Work instructions → Report how many lines include the word "structured", and nothing besides that number.

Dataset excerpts
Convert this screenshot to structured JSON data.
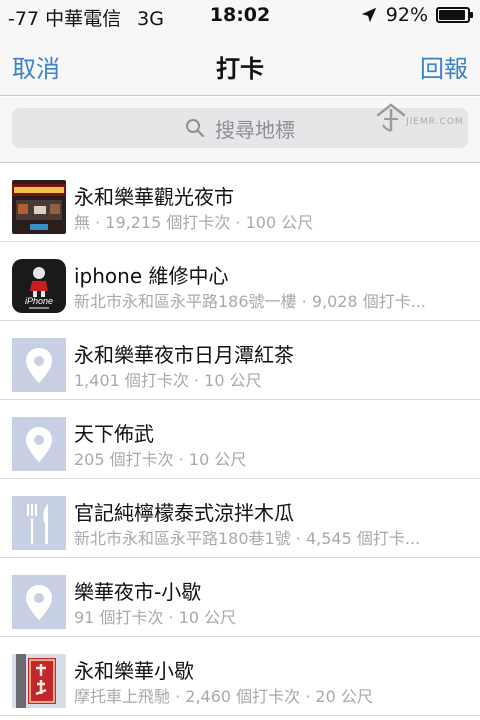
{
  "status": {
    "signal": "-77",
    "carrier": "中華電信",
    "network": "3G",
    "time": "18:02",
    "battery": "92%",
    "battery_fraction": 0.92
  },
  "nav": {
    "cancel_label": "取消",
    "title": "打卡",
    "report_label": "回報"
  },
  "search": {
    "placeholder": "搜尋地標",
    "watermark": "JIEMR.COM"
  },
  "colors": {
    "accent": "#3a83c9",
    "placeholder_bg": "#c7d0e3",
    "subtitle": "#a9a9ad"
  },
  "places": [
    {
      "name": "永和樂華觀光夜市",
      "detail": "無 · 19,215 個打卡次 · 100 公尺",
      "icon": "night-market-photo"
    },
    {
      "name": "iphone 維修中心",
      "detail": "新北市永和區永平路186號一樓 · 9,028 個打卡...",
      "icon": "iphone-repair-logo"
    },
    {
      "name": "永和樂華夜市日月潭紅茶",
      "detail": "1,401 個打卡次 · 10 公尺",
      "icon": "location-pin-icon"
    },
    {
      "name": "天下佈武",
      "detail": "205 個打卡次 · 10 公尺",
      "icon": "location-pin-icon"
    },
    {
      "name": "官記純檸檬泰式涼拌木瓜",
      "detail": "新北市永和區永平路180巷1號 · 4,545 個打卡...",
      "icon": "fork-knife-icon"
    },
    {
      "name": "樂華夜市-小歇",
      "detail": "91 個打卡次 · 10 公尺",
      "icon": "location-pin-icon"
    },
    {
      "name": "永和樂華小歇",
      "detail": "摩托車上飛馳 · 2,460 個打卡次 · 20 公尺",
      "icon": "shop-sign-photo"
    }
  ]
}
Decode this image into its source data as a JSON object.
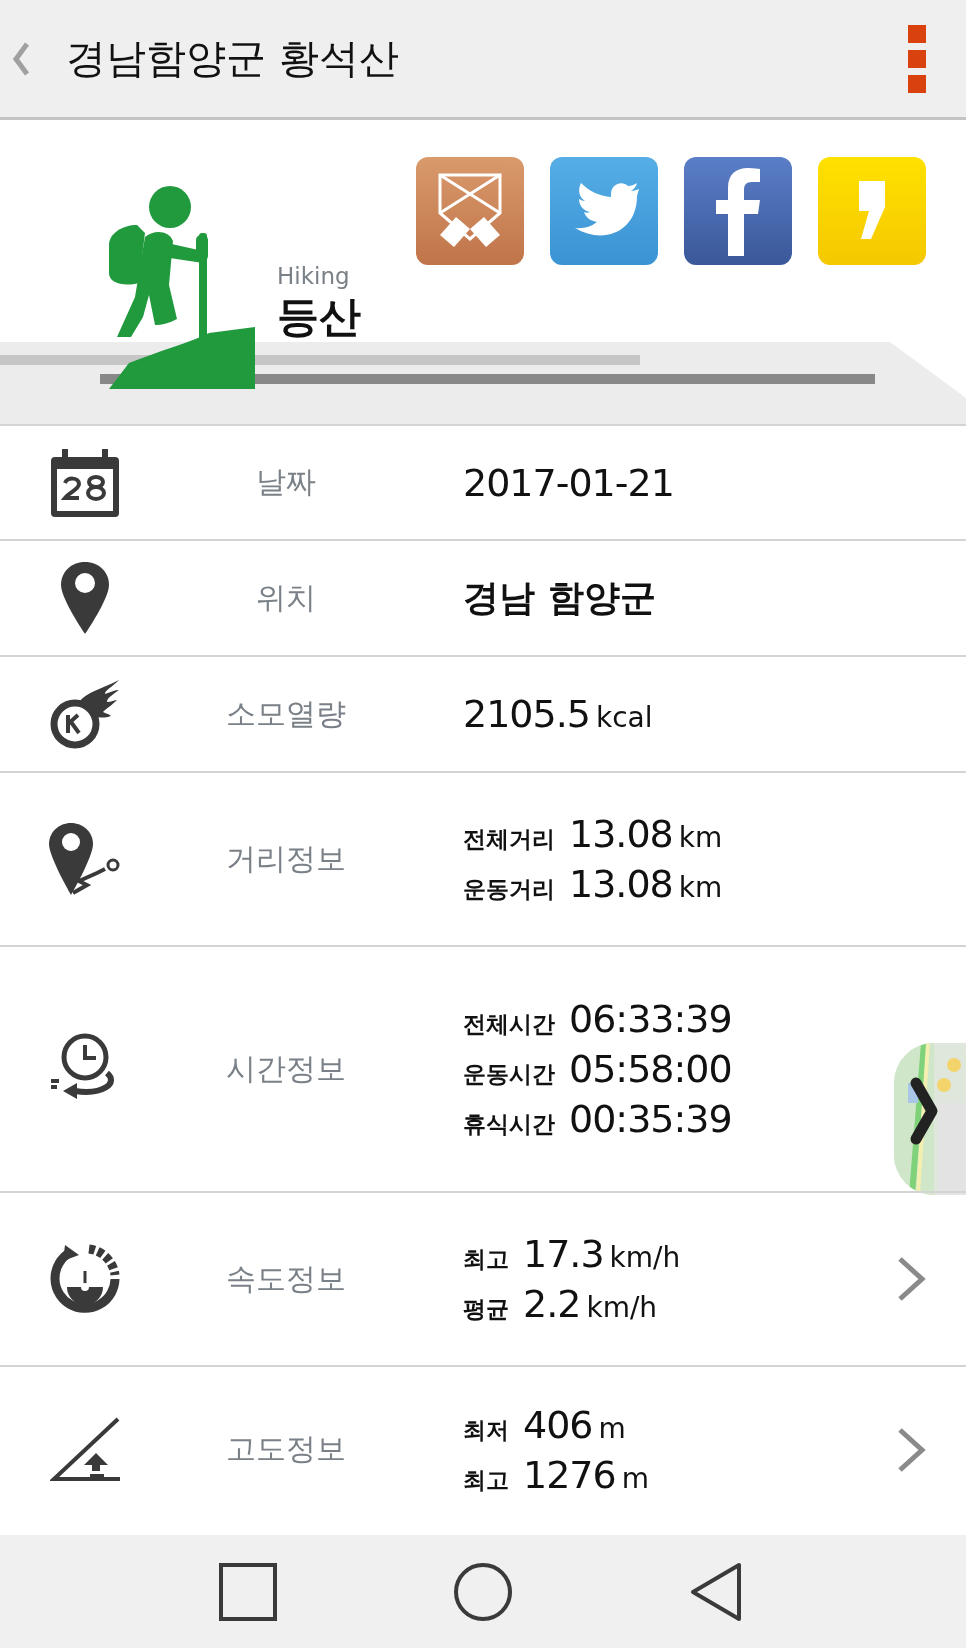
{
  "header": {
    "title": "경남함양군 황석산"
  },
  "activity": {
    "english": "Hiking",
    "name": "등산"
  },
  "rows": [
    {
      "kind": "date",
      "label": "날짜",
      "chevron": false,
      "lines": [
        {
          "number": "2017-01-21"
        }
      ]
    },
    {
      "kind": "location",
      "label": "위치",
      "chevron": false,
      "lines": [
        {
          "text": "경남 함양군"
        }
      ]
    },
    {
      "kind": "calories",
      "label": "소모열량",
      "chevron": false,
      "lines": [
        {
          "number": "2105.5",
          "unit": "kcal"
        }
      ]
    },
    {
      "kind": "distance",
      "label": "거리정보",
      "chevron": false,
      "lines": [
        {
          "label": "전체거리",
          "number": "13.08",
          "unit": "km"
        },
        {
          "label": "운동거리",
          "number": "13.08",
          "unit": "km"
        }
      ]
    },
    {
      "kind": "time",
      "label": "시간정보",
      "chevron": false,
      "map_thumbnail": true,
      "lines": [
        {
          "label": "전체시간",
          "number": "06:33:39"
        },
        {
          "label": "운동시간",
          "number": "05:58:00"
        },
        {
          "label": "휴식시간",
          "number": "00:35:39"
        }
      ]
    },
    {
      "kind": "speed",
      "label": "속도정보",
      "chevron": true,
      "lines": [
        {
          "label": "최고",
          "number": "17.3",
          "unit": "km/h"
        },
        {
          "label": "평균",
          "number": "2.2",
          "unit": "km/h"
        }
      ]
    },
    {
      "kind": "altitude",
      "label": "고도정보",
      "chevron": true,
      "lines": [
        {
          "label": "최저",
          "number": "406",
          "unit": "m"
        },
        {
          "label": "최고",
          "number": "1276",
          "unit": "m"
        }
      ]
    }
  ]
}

...

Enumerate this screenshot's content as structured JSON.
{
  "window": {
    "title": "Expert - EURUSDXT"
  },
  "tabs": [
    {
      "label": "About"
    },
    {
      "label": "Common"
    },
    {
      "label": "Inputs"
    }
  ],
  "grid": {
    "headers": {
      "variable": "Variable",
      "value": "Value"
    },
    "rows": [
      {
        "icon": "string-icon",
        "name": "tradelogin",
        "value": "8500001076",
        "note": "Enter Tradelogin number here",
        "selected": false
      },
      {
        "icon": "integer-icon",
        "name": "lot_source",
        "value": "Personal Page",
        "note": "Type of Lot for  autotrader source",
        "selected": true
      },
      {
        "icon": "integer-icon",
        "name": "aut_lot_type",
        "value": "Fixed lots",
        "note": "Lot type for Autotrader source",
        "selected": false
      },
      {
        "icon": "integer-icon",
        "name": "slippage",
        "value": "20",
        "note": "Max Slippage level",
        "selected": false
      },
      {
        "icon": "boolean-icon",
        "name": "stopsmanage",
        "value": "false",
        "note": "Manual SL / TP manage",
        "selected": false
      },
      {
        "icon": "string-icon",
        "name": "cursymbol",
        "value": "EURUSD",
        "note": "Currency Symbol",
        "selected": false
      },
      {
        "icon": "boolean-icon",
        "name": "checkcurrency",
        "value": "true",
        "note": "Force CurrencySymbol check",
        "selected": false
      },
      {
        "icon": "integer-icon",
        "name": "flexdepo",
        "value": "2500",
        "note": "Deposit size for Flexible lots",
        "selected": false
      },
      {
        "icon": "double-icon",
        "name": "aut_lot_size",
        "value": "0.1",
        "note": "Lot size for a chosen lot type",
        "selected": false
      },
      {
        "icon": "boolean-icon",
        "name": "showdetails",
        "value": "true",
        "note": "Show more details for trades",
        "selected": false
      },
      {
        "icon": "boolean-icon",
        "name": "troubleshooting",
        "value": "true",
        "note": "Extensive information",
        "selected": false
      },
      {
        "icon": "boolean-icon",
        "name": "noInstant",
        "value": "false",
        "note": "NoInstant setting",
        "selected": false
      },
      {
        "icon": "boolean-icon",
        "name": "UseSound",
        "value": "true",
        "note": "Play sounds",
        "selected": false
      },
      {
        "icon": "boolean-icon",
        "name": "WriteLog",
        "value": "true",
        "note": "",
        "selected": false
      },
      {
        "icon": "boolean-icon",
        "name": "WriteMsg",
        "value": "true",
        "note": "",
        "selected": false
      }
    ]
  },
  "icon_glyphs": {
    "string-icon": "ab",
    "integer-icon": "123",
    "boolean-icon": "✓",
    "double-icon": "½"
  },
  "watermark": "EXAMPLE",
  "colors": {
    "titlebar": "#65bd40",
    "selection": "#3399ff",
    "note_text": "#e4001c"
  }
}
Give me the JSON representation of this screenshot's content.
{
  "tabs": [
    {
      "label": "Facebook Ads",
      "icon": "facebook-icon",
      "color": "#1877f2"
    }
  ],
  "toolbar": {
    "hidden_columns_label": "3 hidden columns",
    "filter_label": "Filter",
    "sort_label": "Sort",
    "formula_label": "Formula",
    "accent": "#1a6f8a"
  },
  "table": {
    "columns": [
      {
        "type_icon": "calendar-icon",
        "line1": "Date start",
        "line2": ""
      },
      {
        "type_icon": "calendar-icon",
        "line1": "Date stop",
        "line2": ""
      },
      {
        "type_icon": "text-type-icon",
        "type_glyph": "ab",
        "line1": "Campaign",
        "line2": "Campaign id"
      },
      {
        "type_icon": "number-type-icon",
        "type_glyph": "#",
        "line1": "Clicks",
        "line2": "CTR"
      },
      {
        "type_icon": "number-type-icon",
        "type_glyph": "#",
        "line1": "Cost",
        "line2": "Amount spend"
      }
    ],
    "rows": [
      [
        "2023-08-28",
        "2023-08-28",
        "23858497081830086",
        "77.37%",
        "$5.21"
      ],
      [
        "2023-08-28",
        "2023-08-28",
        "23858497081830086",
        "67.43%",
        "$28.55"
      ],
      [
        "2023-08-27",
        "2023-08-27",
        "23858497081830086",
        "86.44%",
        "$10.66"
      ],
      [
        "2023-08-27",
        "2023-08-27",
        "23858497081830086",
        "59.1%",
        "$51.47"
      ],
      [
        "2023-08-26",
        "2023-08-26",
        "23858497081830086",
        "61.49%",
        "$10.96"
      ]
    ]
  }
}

==

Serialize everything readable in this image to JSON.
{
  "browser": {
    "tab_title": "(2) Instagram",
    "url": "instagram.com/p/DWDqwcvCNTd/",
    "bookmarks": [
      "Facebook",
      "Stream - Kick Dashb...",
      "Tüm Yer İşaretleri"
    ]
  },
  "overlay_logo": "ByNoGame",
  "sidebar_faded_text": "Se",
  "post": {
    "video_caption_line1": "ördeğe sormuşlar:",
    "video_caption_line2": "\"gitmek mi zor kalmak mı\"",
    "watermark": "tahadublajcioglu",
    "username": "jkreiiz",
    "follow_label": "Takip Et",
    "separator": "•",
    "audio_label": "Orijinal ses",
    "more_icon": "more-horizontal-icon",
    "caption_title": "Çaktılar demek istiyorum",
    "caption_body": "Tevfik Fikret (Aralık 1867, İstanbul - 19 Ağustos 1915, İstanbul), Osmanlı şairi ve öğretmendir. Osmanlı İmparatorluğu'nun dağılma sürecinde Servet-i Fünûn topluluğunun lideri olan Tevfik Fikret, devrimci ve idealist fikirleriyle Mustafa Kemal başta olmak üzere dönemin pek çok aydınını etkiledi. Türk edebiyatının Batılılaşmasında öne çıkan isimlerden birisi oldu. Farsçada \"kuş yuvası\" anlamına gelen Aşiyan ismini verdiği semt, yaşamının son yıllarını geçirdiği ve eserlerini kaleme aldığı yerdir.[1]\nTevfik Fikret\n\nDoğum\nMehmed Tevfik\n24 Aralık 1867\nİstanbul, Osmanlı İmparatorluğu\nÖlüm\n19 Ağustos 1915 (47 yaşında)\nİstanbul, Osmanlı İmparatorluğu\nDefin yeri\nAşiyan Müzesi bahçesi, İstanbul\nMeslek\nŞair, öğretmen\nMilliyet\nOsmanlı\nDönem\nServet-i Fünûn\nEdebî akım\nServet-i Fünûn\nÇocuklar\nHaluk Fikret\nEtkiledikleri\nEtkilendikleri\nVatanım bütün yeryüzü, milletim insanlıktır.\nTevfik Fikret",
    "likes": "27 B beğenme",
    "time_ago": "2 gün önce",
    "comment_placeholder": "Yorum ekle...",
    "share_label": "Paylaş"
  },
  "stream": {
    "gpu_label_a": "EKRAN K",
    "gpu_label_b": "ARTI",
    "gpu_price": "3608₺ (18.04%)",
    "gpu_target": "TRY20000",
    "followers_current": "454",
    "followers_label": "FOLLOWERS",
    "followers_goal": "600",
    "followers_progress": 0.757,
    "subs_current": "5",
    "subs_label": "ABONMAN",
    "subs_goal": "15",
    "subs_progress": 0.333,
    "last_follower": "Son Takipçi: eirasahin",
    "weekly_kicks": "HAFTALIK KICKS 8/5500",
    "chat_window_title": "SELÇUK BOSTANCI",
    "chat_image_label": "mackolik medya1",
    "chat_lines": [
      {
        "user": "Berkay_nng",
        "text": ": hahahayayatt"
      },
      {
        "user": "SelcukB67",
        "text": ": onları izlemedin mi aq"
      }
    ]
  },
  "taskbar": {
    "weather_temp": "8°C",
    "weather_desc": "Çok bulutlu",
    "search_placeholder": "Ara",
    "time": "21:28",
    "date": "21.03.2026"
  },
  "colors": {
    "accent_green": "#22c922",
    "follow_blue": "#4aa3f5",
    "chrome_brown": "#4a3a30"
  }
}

Exercise result → 2